***** Material *****

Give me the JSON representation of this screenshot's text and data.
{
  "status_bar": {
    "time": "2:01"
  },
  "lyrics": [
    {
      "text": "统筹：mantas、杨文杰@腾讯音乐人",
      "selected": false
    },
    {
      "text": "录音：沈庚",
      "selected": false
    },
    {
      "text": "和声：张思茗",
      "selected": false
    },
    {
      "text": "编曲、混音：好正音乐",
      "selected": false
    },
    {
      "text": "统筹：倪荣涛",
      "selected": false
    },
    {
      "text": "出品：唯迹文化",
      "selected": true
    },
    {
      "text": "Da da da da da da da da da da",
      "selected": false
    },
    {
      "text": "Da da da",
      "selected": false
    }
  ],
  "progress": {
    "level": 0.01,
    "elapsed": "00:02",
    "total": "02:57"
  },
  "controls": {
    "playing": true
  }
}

*****

-- Aim of the task --
The records above should be repeated in full, exactly as given.

-- Full output --
Give me the JSON representation of this screenshot's text and data.
{
  "status_bar": {
    "time": "2:01"
  },
  "lyrics": [
    {
      "text": "统筹：mantas、杨文杰@腾讯音乐人",
      "selected": false
    },
    {
      "text": "录音：沈庚",
      "selected": false
    },
    {
      "text": "和声：张思茗",
      "selected": false
    },
    {
      "text": "编曲、混音：好正音乐",
      "selected": false
    },
    {
      "text": "统筹：倪荣涛",
      "selected": false
    },
    {
      "text": "出品：唯迹文化",
      "selected": true
    },
    {
      "text": "Da da da da da da da da da da",
      "selected": false
    },
    {
      "text": "Da da da",
      "selected": false
    }
  ],
  "progress": {
    "level": 0.01,
    "elapsed": "00:02",
    "total": "02:57"
  },
  "controls": {
    "playing": true
  }
}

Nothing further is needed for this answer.